What you will do:
Would you quote the material below in full and unchanged?

○ ○ ○

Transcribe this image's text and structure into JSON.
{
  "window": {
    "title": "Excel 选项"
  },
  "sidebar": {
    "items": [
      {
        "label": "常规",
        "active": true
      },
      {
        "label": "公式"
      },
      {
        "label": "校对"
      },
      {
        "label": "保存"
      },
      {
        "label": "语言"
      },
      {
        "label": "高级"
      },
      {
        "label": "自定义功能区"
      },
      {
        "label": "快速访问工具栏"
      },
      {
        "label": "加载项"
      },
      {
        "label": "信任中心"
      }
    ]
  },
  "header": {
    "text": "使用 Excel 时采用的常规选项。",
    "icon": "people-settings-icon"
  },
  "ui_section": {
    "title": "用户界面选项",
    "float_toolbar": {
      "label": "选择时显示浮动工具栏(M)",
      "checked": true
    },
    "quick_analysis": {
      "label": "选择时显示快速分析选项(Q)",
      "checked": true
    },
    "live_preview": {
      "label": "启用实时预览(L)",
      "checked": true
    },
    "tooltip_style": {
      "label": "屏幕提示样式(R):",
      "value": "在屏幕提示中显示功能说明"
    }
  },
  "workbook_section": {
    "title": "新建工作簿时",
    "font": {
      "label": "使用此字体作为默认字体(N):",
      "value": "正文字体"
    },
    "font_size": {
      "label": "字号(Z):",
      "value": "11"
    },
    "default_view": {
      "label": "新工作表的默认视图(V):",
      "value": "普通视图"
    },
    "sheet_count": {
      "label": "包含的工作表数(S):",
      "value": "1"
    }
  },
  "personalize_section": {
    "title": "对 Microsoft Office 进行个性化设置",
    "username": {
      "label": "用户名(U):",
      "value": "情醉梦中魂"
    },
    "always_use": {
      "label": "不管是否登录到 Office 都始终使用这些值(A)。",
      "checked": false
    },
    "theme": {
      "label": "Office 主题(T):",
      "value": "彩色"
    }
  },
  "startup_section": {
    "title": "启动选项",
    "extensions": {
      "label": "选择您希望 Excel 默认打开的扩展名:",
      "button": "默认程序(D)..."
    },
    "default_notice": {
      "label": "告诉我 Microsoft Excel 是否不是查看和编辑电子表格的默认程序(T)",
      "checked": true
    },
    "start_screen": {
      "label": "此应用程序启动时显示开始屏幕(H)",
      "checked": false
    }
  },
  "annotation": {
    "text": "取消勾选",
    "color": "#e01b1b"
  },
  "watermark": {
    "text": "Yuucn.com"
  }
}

○ ○ ○

Exercise response:
Transcribe this image's text and structure into JSON.
{
  "window": {
    "title": "Excel 选项"
  },
  "sidebar": {
    "items": [
      {
        "label": "常规",
        "active": true
      },
      {
        "label": "公式"
      },
      {
        "label": "校对"
      },
      {
        "label": "保存"
      },
      {
        "label": "语言"
      },
      {
        "label": "高级"
      },
      {
        "label": "自定义功能区"
      },
      {
        "label": "快速访问工具栏"
      },
      {
        "label": "加载项"
      },
      {
        "label": "信任中心"
      }
    ]
  },
  "header": {
    "text": "使用 Excel 时采用的常规选项。",
    "icon": "people-settings-icon"
  },
  "ui_section": {
    "title": "用户界面选项",
    "float_toolbar": {
      "label": "选择时显示浮动工具栏(M)",
      "checked": true
    },
    "quick_analysis": {
      "label": "选择时显示快速分析选项(Q)",
      "checked": true
    },
    "live_preview": {
      "label": "启用实时预览(L)",
      "checked": true
    },
    "tooltip_style": {
      "label": "屏幕提示样式(R):",
      "value": "在屏幕提示中显示功能说明"
    }
  },
  "workbook_section": {
    "title": "新建工作簿时",
    "font": {
      "label": "使用此字体作为默认字体(N):",
      "value": "正文字体"
    },
    "font_size": {
      "label": "字号(Z):",
      "value": "11"
    },
    "default_view": {
      "label": "新工作表的默认视图(V):",
      "value": "普通视图"
    },
    "sheet_count": {
      "label": "包含的工作表数(S):",
      "value": "1"
    }
  },
  "personalize_section": {
    "title": "对 Microsoft Office 进行个性化设置",
    "username": {
      "label": "用户名(U):",
      "value": "情醉梦中魂"
    },
    "always_use": {
      "label": "不管是否登录到 Office 都始终使用这些值(A)。",
      "checked": false
    },
    "theme": {
      "label": "Office 主题(T):",
      "value": "彩色"
    }
  },
  "startup_section": {
    "title": "启动选项",
    "extensions": {
      "label": "选择您希望 Excel 默认打开的扩展名:",
      "button": "默认程序(D)..."
    },
    "default_notice": {
      "label": "告诉我 Microsoft Excel 是否不是查看和编辑电子表格的默认程序(T)",
      "checked": true
    },
    "start_screen": {
      "label": "此应用程序启动时显示开始屏幕(H)",
      "checked": false
    }
  },
  "annotation": {
    "text": "取消勾选",
    "color": "#e01b1b"
  },
  "watermark": {
    "text": "Yuucn.com"
  }
}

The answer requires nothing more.